Given passage |

- Left to right: Muneeb Butt, Ramsha Khan, Uzma Gillani
- Also known as: Mangharat
- Genre: Family drama Social drama
- Written by: Sameena Aijaz
- Directed by: Ahmed Bhatti
- Starring: Ramsha Khan Muneeb Butt Uzma Gillani
- Opening theme: "Kaisa Hai Naseeba" sung by Zeb Bangash
- Country of origin: Pakistan
- Original language: Urdu
- No. of episodes: 26 (13 double episodes)

Production
- Producer: Abdullah Seja
- Production locations: Karachi, Pakistan Kuala Lumpur, Malaysia
- Camera setup: Multi-camera setup
- Production company: Idream Entertainment

Original release
- Network: ARY Digital
- Release: 9 January – 3 April 2019

Related
- Haiwan; Do Bol;

= Kaisa Hai Naseeban =

Pakistani drama television series

Kaisa Hai Naseeban (previously titled Mangharat, ) is a 2019 Pakistani television series, produced by Abdullah Seja under their banner Idreams Entertainment. The drama aired weekly on ARY Digital. It stars Muneeb Butt and Ramsha Khan. It focuses on marital abuse in Pakistani society and the custom of dowry. The serial was one of the highest rated serials in the history of Pakistani television with a rating of 20.87.

What you have to do | Extend the Kaisa Hai Naseeban article past its final sentence, the one about the 20.87 rating.

Excerpted records |
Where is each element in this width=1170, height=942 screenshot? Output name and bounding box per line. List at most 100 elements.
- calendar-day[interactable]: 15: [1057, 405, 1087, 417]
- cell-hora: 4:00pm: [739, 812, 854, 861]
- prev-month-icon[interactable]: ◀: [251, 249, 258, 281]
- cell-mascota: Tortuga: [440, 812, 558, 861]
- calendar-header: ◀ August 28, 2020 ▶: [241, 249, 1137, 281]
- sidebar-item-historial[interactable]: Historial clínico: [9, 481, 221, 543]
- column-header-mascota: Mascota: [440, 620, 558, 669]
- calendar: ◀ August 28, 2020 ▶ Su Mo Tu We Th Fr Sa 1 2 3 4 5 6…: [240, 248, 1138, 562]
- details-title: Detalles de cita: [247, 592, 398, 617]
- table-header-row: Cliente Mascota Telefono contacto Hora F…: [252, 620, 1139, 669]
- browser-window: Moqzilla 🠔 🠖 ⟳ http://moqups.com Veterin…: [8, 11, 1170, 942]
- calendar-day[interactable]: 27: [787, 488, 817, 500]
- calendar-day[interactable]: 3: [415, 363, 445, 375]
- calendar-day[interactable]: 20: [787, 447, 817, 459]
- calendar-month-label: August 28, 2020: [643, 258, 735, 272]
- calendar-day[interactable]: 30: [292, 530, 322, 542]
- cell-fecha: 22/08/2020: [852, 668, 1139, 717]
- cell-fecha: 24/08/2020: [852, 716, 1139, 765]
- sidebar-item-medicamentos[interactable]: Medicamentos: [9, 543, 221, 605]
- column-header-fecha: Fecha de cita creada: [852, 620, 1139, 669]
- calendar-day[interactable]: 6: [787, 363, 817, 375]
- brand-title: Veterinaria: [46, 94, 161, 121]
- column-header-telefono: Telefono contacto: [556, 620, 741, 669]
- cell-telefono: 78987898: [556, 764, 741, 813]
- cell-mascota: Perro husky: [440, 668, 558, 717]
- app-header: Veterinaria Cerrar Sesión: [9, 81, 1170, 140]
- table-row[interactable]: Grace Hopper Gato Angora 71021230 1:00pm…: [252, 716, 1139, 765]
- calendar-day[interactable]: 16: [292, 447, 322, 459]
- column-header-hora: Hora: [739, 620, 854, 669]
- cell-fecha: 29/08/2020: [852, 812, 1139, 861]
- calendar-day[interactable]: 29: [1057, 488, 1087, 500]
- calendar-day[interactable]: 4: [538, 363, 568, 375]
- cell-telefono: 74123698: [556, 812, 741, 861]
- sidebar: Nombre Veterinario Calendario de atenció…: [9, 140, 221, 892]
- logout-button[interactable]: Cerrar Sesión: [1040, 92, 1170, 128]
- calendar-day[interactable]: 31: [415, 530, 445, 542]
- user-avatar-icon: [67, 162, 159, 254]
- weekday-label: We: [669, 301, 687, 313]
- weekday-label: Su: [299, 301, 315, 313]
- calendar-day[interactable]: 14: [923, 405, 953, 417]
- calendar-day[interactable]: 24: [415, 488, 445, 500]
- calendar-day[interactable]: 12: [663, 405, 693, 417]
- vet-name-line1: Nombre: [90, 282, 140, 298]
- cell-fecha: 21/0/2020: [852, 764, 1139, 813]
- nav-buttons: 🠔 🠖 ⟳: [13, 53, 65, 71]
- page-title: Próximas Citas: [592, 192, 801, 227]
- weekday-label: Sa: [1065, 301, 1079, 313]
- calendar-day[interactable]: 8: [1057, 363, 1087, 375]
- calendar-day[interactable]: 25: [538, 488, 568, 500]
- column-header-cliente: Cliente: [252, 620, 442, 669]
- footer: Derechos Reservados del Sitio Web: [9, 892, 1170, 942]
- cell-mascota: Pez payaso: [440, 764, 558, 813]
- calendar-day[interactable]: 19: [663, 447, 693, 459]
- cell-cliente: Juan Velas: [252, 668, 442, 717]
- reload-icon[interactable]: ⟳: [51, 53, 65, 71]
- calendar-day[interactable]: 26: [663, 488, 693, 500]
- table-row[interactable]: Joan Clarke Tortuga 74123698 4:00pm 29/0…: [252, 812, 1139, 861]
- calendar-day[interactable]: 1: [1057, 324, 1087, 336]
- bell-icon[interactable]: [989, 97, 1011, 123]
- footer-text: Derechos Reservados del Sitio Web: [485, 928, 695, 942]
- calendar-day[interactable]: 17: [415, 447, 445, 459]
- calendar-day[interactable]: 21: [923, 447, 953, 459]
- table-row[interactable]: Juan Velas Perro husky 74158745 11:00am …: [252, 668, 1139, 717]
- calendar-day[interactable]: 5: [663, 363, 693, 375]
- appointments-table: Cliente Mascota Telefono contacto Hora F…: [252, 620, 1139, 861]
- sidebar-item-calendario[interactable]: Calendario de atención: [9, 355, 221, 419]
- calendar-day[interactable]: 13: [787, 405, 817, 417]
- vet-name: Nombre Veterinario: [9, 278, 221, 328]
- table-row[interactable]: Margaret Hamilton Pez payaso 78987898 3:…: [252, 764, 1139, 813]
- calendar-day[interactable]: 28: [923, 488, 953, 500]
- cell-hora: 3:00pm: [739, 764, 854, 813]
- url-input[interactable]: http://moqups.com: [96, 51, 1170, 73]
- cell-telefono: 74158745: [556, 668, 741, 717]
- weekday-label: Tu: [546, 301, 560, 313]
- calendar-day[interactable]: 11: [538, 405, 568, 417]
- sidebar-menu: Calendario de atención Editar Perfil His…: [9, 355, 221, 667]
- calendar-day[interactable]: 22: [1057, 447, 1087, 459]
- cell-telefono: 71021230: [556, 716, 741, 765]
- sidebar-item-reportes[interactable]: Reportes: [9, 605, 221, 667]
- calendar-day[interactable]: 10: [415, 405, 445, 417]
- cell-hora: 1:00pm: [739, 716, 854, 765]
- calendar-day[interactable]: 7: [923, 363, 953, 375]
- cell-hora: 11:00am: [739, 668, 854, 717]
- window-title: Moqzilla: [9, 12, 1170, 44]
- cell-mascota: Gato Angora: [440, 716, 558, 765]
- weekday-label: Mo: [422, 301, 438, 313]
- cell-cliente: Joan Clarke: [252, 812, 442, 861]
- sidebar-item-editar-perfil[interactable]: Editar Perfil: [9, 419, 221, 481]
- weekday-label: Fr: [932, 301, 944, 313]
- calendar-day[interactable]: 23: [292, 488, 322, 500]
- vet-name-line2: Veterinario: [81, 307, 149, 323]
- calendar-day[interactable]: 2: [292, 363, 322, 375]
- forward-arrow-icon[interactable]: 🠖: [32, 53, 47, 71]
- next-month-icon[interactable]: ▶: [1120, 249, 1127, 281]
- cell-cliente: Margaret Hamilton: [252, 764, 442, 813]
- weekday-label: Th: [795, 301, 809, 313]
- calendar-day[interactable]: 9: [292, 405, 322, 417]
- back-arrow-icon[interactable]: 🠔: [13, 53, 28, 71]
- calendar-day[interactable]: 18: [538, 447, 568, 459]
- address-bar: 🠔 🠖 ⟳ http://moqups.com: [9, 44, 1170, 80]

Response for this exercise |
== Plot ==
Kaisa Hai Naseeban Shows the stoy of a young girl named Marium Jamal, who is married to her paternal cousin named Ahmed who lives with his sister and mother in Malaysia. Ahmed is a abusive, useless and lazy man who forces Marium to earn for his family in Malaysia. Marium is often beaten up by Ahmed which is witnessed by her cruel mother-in-law and sister but still remains silent often manupilating Ahmed.

==Cast==
- Ramsha Khan as Marium Ahmed
- Muneeb Butt as Ahmed
- Uzma Gillani as Musarrat; Ahmed's mother, Paternal aunt of Marium
- Waseem Abbas as Jamal; Marium's father
- Nida Mumtaz as Shahana Jamal; Marium's mother
- Shehzeen Rahat as Sana Waheed; Ahmed's sister
- Farah Shah as Sofia; Maternal aunt of Marium
- Agha Mustafa Hassan as Affan
- Anwaar Beg Moghal as Noor-ud-deen
- Farhan Ahmed Malhi as Waheed
- Preet as Azlain
- Waris Khan as restaurant Manager

==Production==
The series was earlier titled Mangharat but the makers changed it to Kaisa Hai Naseeban.

== Reception ==
Ramsha Khan's performance was highlighted in a review by The Nation.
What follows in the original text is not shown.